◆ **THE TASK**
Copy all the entries below exactly, but not the pictures.

◆ **DATA ROWS**
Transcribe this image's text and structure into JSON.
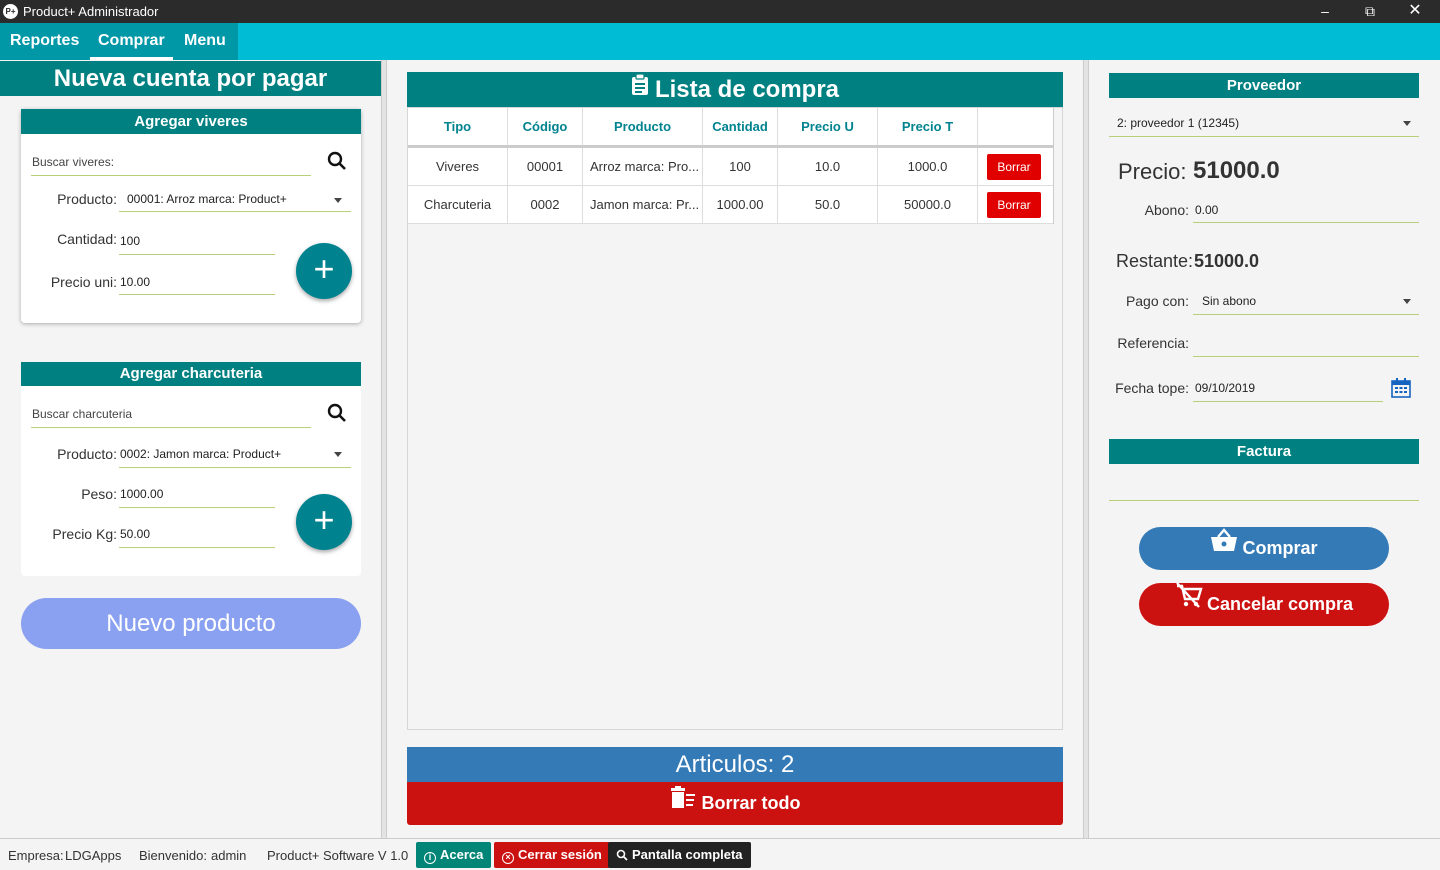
{
  "window": {
    "title": "Product+ Administrador",
    "icon_text": "P+"
  },
  "menubar": {
    "items": [
      "Reportes",
      "Comprar",
      "Menu"
    ],
    "active": "Comprar"
  },
  "left": {
    "title": "Nueva cuenta por pagar",
    "viveres": {
      "header": "Agregar viveres",
      "search_placeholder": "Buscar viveres:",
      "producto_label": "Producto:",
      "producto_value": "00001: Arroz marca: Product+",
      "cantidad_label": "Cantidad:",
      "cantidad_value": "100",
      "precio_label": "Precio uni:",
      "precio_value": "10.00"
    },
    "charcuteria": {
      "header": "Agregar charcuteria",
      "search_placeholder": "Buscar charcuteria",
      "producto_label": "Producto:",
      "producto_value": "0002: Jamon marca: Product+",
      "peso_label": "Peso:",
      "peso_value": "1000.00",
      "precio_label": "Precio Kg:",
      "precio_value": "50.00"
    },
    "nuevo_producto": "Nuevo producto"
  },
  "center": {
    "title": "Lista de compra",
    "columns": [
      "Tipo",
      "Código",
      "Producto",
      "Cantidad",
      "Precio U",
      "Precio T",
      ""
    ],
    "rows": [
      {
        "tipo": "Viveres",
        "codigo": "00001",
        "producto": "Arroz marca: Pro...",
        "cantidad": "100",
        "precio_u": "10.0",
        "precio_t": "1000.0",
        "action": "Borrar"
      },
      {
        "tipo": "Charcuteria",
        "codigo": "0002",
        "producto": "Jamon marca: Pr...",
        "cantidad": "1000.00",
        "precio_u": "50.0",
        "precio_t": "50000.0",
        "action": "Borrar"
      }
    ],
    "articulos": "Articulos: 2",
    "borrar_todo": "Borrar todo"
  },
  "right": {
    "proveedor_header": "Proveedor",
    "proveedor_value": "2: proveedor 1 (12345)",
    "precio_label": "Precio:",
    "precio_value": "51000.0",
    "abono_label": "Abono:",
    "abono_value": "0.00",
    "restante_label": "Restante:",
    "restante_value": "51000.0",
    "pago_label": "Pago con:",
    "pago_value": "Sin abono",
    "referencia_label": "Referencia:",
    "referencia_value": "",
    "fecha_label": "Fecha tope:",
    "fecha_value": "09/10/2019",
    "factura_header": "Factura",
    "comprar": "Comprar",
    "cancelar": "Cancelar compra"
  },
  "status": {
    "empresa_label": "Empresa:",
    "empresa_value": "LDGApps",
    "bienvenido_label": "Bienvenido:",
    "bienvenido_value": "admin",
    "version": "Product+ Software V 1.0",
    "acerca": "Acerca",
    "cerrar": "Cerrar sesión",
    "pantalla": "Pantalla completa"
  },
  "colors": {
    "teal": "#008080",
    "cyan_bar": "#00bcd4",
    "blue": "#337ab7",
    "red": "#cc1111",
    "lavender": "#8aa0f0"
  },
  "icons": [
    "search-icon",
    "chevron-down-icon",
    "plus-icon",
    "clipboard-icon",
    "trash-icon",
    "calendar-icon",
    "basket-icon",
    "cart-cancel-icon",
    "info-icon",
    "close-circle-icon",
    "magnifier-icon"
  ]
}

◆ **TASK RESULT**
Transcribe this image's text and structure into JSON.
{
  "window": {
    "title": "Product+ Administrador",
    "icon_text": "P+"
  },
  "menubar": {
    "items": [
      "Reportes",
      "Comprar",
      "Menu"
    ],
    "active": "Comprar"
  },
  "left": {
    "title": "Nueva cuenta por pagar",
    "viveres": {
      "header": "Agregar viveres",
      "search_placeholder": "Buscar viveres:",
      "producto_label": "Producto:",
      "producto_value": "00001: Arroz marca: Product+",
      "cantidad_label": "Cantidad:",
      "cantidad_value": "100",
      "precio_label": "Precio uni:",
      "precio_value": "10.00"
    },
    "charcuteria": {
      "header": "Agregar charcuteria",
      "search_placeholder": "Buscar charcuteria",
      "producto_label": "Producto:",
      "producto_value": "0002: Jamon marca: Product+",
      "peso_label": "Peso:",
      "peso_value": "1000.00",
      "precio_label": "Precio Kg:",
      "precio_value": "50.00"
    },
    "nuevo_producto": "Nuevo producto"
  },
  "center": {
    "title": "Lista de compra",
    "columns": [
      "Tipo",
      "Código",
      "Producto",
      "Cantidad",
      "Precio U",
      "Precio T",
      ""
    ],
    "rows": [
      {
        "tipo": "Viveres",
        "codigo": "00001",
        "producto": "Arroz marca: Pro...",
        "cantidad": "100",
        "precio_u": "10.0",
        "precio_t": "1000.0",
        "action": "Borrar"
      },
      {
        "tipo": "Charcuteria",
        "codigo": "0002",
        "producto": "Jamon marca: Pr...",
        "cantidad": "1000.00",
        "precio_u": "50.0",
        "precio_t": "50000.0",
        "action": "Borrar"
      }
    ],
    "articulos": "Articulos: 2",
    "borrar_todo": "Borrar todo"
  },
  "right": {
    "proveedor_header": "Proveedor",
    "proveedor_value": "2: proveedor 1 (12345)",
    "precio_label": "Precio:",
    "precio_value": "51000.0",
    "abono_label": "Abono:",
    "abono_value": "0.00",
    "restante_label": "Restante:",
    "restante_value": "51000.0",
    "pago_label": "Pago con:",
    "pago_value": "Sin abono",
    "referencia_label": "Referencia:",
    "referencia_value": "",
    "fecha_label": "Fecha tope:",
    "fecha_value": "09/10/2019",
    "factura_header": "Factura",
    "comprar": "Comprar",
    "cancelar": "Cancelar compra"
  },
  "status": {
    "empresa_label": "Empresa:",
    "empresa_value": "LDGApps",
    "bienvenido_label": "Bienvenido:",
    "bienvenido_value": "admin",
    "version": "Product+ Software V 1.0",
    "acerca": "Acerca",
    "cerrar": "Cerrar sesión",
    "pantalla": "Pantalla completa"
  },
  "colors": {
    "teal": "#008080",
    "cyan_bar": "#00bcd4",
    "blue": "#337ab7",
    "red": "#cc1111",
    "lavender": "#8aa0f0"
  },
  "icons": [
    "search-icon",
    "chevron-down-icon",
    "plus-icon",
    "clipboard-icon",
    "trash-icon",
    "calendar-icon",
    "basket-icon",
    "cart-cancel-icon",
    "info-icon",
    "close-circle-icon",
    "magnifier-icon"
  ]
}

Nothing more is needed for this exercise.